* _Exercise objective_
Transcribe the entries below exactly; leave every image out.

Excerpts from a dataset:
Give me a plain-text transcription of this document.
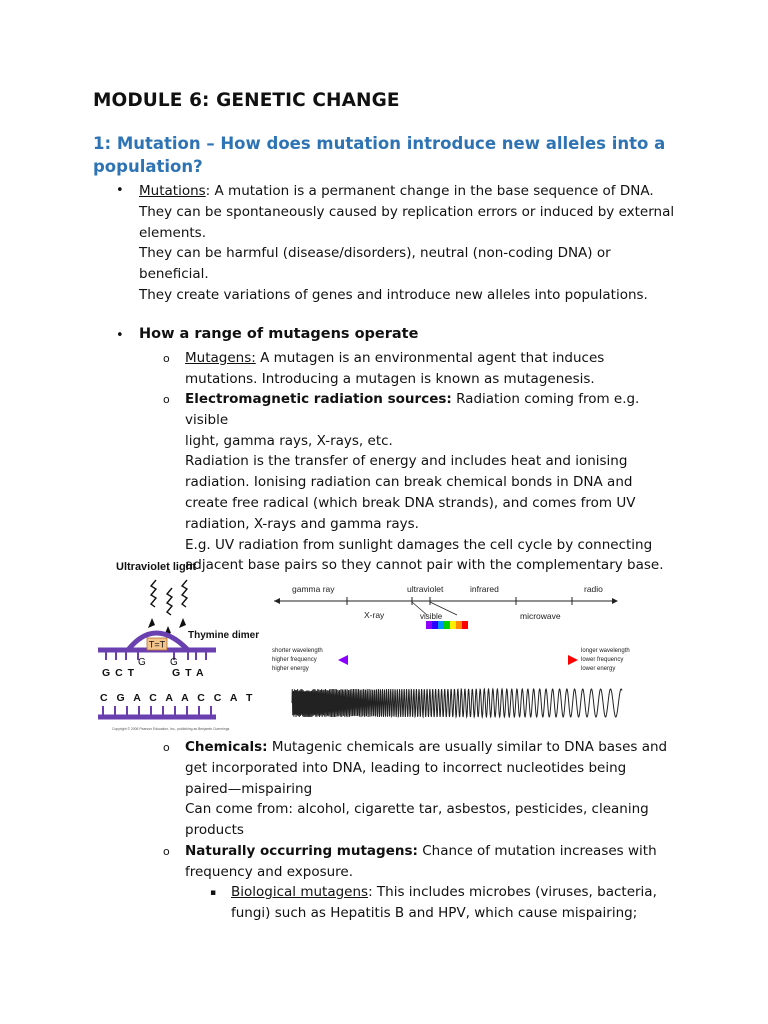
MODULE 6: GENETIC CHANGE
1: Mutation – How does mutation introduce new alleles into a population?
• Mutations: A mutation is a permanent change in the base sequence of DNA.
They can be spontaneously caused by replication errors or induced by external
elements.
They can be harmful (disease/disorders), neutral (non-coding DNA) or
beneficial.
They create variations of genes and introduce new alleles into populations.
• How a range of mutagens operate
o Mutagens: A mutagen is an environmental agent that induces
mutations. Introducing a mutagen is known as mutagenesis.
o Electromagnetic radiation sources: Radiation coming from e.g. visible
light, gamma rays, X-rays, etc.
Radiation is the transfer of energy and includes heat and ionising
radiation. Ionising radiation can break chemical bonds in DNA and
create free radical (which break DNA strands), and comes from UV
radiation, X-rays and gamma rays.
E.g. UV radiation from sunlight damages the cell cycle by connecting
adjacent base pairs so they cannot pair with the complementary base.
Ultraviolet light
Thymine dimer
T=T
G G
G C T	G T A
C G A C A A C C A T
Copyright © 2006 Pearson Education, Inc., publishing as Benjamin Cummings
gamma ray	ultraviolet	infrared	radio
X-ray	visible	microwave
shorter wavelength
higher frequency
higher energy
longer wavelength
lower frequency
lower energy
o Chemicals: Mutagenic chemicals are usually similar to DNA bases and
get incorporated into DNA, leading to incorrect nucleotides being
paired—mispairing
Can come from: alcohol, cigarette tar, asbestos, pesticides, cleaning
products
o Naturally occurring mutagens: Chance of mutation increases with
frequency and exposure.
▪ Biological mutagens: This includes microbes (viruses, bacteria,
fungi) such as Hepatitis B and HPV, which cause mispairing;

* _Answer to this problem_
Give me a plain-text transcription of this document.
MODULE 6: GENETIC CHANGE
1: Mutation – How does mutation introduce new alleles into a population?
• Mutations: A mutation is a permanent change in the base sequence of DNA.
They can be spontaneously caused by replication errors or induced by external
elements.
They can be harmful (disease/disorders), neutral (non-coding DNA) or
beneficial.
They create variations of genes and introduce new alleles into populations.
• How a range of mutagens operate
o Mutagens: A mutagen is an environmental agent that induces
mutations. Introducing a mutagen is known as mutagenesis.
o Electromagnetic radiation sources: Radiation coming from e.g. visible
light, gamma rays, X-rays, etc.
Radiation is the transfer of energy and includes heat and ionising
radiation. Ionising radiation can break chemical bonds in DNA and
create free radical (which break DNA strands), and comes from UV
radiation, X-rays and gamma rays.
E.g. UV radiation from sunlight damages the cell cycle by connecting
adjacent base pairs so they cannot pair with the complementary base.
Ultraviolet light
Thymine dimer
T=T
G G
G C T	G T A
C G A C A A C C A T
Copyright © 2006 Pearson Education, Inc., publishing as Benjamin Cummings
gamma ray	ultraviolet	infrared	radio
X-ray	visible	microwave
shorter wavelength
higher frequency
higher energy
longer wavelength
lower frequency
lower energy
o Chemicals: Mutagenic chemicals are usually similar to DNA bases and
get incorporated into DNA, leading to incorrect nucleotides being
paired—mispairing
Can come from: alcohol, cigarette tar, asbestos, pesticides, cleaning
products
o Naturally occurring mutagens: Chance of mutation increases with
frequency and exposure.
▪ Biological mutagens: This includes microbes (viruses, bacteria,
fungi) such as Hepatitis B and HPV, which cause mispairing;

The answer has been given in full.